### Task description:
Print the listing that follows, character for character.

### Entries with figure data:

▬▬▬▬▬▬▬▬▬▬

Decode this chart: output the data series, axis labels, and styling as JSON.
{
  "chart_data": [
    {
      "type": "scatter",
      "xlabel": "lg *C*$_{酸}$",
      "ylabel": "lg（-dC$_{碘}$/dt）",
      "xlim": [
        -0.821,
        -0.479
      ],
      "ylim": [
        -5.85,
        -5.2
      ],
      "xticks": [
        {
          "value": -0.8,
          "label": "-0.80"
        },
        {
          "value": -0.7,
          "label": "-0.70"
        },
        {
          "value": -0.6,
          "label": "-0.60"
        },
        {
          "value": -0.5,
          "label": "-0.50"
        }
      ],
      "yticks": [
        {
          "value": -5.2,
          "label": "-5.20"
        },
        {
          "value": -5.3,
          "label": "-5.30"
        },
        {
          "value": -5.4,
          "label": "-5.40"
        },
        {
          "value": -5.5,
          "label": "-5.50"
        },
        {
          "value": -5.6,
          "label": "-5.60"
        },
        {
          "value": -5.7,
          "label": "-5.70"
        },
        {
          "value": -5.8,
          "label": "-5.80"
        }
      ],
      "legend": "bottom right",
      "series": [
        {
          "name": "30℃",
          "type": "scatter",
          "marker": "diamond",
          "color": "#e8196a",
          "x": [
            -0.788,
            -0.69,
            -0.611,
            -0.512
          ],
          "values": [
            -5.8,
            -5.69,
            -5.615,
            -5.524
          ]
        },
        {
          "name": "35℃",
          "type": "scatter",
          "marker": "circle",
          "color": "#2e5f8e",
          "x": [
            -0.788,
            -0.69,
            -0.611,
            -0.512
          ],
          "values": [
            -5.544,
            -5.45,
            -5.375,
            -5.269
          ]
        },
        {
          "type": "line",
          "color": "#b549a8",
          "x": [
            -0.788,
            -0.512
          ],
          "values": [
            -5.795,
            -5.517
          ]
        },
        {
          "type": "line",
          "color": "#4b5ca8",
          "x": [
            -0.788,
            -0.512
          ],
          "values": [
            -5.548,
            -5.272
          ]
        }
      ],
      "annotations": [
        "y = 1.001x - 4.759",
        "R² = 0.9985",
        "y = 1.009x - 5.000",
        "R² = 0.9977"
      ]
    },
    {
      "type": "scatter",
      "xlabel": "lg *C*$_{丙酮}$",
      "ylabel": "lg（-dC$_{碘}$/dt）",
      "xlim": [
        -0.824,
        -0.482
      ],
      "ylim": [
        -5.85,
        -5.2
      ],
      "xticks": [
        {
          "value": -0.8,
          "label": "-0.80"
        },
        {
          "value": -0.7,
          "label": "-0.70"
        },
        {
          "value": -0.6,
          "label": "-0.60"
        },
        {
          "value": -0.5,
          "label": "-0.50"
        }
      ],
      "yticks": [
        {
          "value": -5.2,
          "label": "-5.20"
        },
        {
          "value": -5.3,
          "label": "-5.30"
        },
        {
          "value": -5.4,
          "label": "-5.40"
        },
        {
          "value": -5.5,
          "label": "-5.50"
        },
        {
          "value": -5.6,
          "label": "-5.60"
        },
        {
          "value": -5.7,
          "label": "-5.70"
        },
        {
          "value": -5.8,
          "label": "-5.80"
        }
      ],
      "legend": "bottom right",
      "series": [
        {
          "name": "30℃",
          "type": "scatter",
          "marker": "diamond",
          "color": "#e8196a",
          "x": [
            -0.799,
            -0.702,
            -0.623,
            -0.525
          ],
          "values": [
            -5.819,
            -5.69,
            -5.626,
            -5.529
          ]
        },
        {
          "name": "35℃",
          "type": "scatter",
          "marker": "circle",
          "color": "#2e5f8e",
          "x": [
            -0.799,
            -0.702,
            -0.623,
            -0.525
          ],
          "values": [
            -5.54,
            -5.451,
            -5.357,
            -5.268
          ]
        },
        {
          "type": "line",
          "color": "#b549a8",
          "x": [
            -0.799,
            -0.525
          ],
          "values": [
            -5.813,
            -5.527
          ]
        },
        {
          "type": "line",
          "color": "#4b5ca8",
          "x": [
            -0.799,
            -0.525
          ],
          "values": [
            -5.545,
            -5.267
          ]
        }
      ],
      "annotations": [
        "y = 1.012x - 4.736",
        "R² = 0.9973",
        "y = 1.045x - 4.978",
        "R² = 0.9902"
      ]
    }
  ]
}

▬▬▬▬▬▬▬▬▬▬

### Solution to this problem:
Decode this chart: output the data series, axis labels, and styling as JSON.
{
  "chart_data": [
    {
      "type": "scatter",
      "xlabel": "lg *C*$_{酸}$",
      "ylabel": "lg（-dC$_{碘}$/dt）",
      "xlim": [
        -0.821,
        -0.479
      ],
      "ylim": [
        -5.85,
        -5.2
      ],
      "xticks": [
        {
          "value": -0.8,
          "label": "-0.80"
        },
        {
          "value": -0.7,
          "label": "-0.70"
        },
        {
          "value": -0.6,
          "label": "-0.60"
        },
        {
          "value": -0.5,
          "label": "-0.50"
        }
      ],
      "yticks": [
        {
          "value": -5.2,
          "label": "-5.20"
        },
        {
          "value": -5.3,
          "label": "-5.30"
        },
        {
          "value": -5.4,
          "label": "-5.40"
        },
        {
          "value": -5.5,
          "label": "-5.50"
        },
        {
          "value": -5.6,
          "label": "-5.60"
        },
        {
          "value": -5.7,
          "label": "-5.70"
        },
        {
          "value": -5.8,
          "label": "-5.80"
        }
      ],
      "legend": "bottom right",
      "series": [
        {
          "name": "30℃",
          "type": "scatter",
          "marker": "diamond",
          "color": "#e8196a",
          "x": [
            -0.788,
            -0.69,
            -0.611,
            -0.512
          ],
          "values": [
            -5.8,
            -5.69,
            -5.615,
            -5.524
          ]
        },
        {
          "name": "35℃",
          "type": "scatter",
          "marker": "circle",
          "color": "#2e5f8e",
          "x": [
            -0.788,
            -0.69,
            -0.611,
            -0.512
          ],
          "values": [
            -5.544,
            -5.45,
            -5.375,
            -5.269
          ]
        },
        {
          "type": "line",
          "color": "#b549a8",
          "x": [
            -0.788,
            -0.512
          ],
          "values": [
            -5.795,
            -5.517
          ]
        },
        {
          "type": "line",
          "color": "#4b5ca8",
          "x": [
            -0.788,
            -0.512
          ],
          "values": [
            -5.548,
            -5.272
          ]
        }
      ],
      "annotations": [
        "y = 1.001x - 4.759",
        "R² = 0.9985",
        "y = 1.009x - 5.000",
        "R² = 0.9977"
      ]
    },
    {
      "type": "scatter",
      "xlabel": "lg *C*$_{丙酮}$",
      "ylabel": "lg（-dC$_{碘}$/dt）",
      "xlim": [
        -0.824,
        -0.482
      ],
      "ylim": [
        -5.85,
        -5.2
      ],
      "xticks": [
        {
          "value": -0.8,
          "label": "-0.80"
        },
        {
          "value": -0.7,
          "label": "-0.70"
        },
        {
          "value": -0.6,
          "label": "-0.60"
        },
        {
          "value": -0.5,
          "label": "-0.50"
        }
      ],
      "yticks": [
        {
          "value": -5.2,
          "label": "-5.20"
        },
        {
          "value": -5.3,
          "label": "-5.30"
        },
        {
          "value": -5.4,
          "label": "-5.40"
        },
        {
          "value": -5.5,
          "label": "-5.50"
        },
        {
          "value": -5.6,
          "label": "-5.60"
        },
        {
          "value": -5.7,
          "label": "-5.70"
        },
        {
          "value": -5.8,
          "label": "-5.80"
        }
      ],
      "legend": "bottom right",
      "series": [
        {
          "name": "30℃",
          "type": "scatter",
          "marker": "diamond",
          "color": "#e8196a",
          "x": [
            -0.799,
            -0.702,
            -0.623,
            -0.525
          ],
          "values": [
            -5.819,
            -5.69,
            -5.626,
            -5.529
          ]
        },
        {
          "name": "35℃",
          "type": "scatter",
          "marker": "circle",
          "color": "#2e5f8e",
          "x": [
            -0.799,
            -0.702,
            -0.623,
            -0.525
          ],
          "values": [
            -5.54,
            -5.451,
            -5.357,
            -5.268
          ]
        },
        {
          "type": "line",
          "color": "#b549a8",
          "x": [
            -0.799,
            -0.525
          ],
          "values": [
            -5.813,
            -5.527
          ]
        },
        {
          "type": "line",
          "color": "#4b5ca8",
          "x": [
            -0.799,
            -0.525
          ],
          "values": [
            -5.545,
            -5.267
          ]
        }
      ],
      "annotations": [
        "y = 1.012x - 4.736",
        "R² = 0.9973",
        "y = 1.045x - 4.978",
        "R² = 0.9902"
      ]
    }
  ]
}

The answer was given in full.